WHAT YOU WILL DO: Turn the forum post's paragraph that begins "To convert the .BAM to .fastq" into a brief bulleted list that keeps its main facts.

PAGE:
•••
Hello everybody,
Let me give you some background so you can understand my problem.
1- I produced a normal .BAM file.
2- I extracted ONLY the unmapped reads, which are 29M reads. It looks like this (first line):
HX6_24184:8:1205:14783:73264 141 * 0 0 55S22M74S * 0 0 TCAAGAAGTTTTAGCAGAAGAAATTCCAATGCTTTTATTATATGGAGAAATTGAAAATACAGTTTATAGACCAGAAAAATATGATTATTGGACAACTAGATATGACCATACTAAACTAGATCATCCTAAATTATCATATGTAATAAGACCA AAAAFJJJJJJJFJJJJJJJJJJJJJJJJJJJJJJJJJJJJFJJJJJFFFFJJFJJJJJJFJJJJJJJJJJJJJJJJJJJJJJJJJJJJJJJJJAJFJJFJJJFFJJJJJJJJJFFJAJFJJJJJJJ<JJJJFJJJJJJFFJAAFAJFJJA RX:Z:AAACACCCAATGAAAC QX:Z:-AFFFJJJJFJJJJJJ BC:Z:CGTATCGG QT:Z:AAF<AFJJ XS:f:-138 XC:Z: AC:Z: AS:f:-137 XM:A:0 AM:A:0 XT:i:0 BX:Z:AAACACCCAATGAAAC-1 RG:Z:HAP6977146:LibraryNotSpecified:1:unknown_fc:0
3- I wanted to convert the unmapped.bam to paired-end fastq files (R1, R2 and singletons).
To convert the .BAM to .fastq I used samtools fastq
:
samtools fastq -T BX -s ./singletons.fastq ./phased_possorted_unmapped_bf0x4_bam.bam -1 phased_possorted_unmapped_bf0x4_R1.fastq -2 phased_possorted_unmapped_bf0x4_R2.fastq
From the output I have the following sizes and number of reads:
- phased_possorted_unmapped_bf0x4_R1.fastq --> 2.1GB and 7M reads
- phased_possorted_unmapped_bf0x4_R1.fastq --> 2.4GB and 7M reads
- singletons.fastq --> 4.9GB and 15M reads
Then I wanted to do exactly the same, but with my .BAM sorted by read name before doing this step.
•••
DATASET CONTENT:
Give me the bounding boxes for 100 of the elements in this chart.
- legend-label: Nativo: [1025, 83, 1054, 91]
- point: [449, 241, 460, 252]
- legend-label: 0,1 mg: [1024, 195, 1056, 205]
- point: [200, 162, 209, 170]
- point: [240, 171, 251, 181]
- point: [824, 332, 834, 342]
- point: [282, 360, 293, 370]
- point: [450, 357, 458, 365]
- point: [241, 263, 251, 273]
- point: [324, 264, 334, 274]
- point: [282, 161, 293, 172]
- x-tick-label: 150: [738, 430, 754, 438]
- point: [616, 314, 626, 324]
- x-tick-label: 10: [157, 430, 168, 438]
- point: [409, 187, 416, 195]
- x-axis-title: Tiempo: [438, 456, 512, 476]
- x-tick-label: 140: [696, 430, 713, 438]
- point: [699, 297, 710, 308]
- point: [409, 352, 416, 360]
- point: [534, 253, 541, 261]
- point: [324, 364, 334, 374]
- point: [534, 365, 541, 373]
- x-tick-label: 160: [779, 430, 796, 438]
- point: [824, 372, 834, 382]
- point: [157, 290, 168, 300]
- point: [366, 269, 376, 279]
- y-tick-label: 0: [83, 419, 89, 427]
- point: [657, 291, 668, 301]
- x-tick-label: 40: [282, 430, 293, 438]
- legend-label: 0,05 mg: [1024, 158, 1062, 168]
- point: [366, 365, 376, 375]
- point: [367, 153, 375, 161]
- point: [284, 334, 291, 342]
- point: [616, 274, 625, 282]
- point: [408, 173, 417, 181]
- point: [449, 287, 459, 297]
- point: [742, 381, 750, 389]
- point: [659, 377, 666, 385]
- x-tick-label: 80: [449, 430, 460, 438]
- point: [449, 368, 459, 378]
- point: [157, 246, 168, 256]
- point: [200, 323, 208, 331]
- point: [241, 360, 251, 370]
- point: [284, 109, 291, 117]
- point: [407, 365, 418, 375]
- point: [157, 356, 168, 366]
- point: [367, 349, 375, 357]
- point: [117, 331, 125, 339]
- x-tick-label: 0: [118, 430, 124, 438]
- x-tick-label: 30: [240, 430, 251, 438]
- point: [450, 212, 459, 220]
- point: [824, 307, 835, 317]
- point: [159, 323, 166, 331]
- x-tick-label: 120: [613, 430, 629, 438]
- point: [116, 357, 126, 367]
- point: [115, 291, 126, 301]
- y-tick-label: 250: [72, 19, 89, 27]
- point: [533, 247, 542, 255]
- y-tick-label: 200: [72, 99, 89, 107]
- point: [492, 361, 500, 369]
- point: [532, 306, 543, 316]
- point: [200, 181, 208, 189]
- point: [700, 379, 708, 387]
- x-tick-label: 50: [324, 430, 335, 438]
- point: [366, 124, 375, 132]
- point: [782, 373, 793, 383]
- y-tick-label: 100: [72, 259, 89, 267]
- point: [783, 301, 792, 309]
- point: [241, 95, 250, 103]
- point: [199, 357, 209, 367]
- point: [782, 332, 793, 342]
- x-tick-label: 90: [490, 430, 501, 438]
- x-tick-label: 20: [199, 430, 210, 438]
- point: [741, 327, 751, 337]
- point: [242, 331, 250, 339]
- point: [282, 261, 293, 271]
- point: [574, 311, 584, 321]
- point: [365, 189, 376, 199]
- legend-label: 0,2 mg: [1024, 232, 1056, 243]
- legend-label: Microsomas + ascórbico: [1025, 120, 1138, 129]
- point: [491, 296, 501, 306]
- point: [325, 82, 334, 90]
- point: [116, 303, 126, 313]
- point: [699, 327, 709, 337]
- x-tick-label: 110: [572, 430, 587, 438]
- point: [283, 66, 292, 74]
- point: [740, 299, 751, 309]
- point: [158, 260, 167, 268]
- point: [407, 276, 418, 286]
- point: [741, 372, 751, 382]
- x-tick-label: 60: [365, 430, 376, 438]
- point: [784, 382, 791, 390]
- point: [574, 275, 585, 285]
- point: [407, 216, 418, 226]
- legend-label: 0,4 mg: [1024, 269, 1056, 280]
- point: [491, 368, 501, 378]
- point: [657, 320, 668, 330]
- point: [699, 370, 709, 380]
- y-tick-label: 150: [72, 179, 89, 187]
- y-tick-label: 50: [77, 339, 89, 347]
•••
ANSWER TO THE TASK:
- Tool: samtools fastq
- Input: ./phased_possorted_unmapped_bf0x4_bam.bam
- Tag option: -T BX
- Singletons output: -s ./singletons.fastq
- First output file: -1 phased_possorted_unmapped_bf0x4_R1.fastq
- Second output file: -2 phased_possorted_unmapped_bf0x4_R2.fastq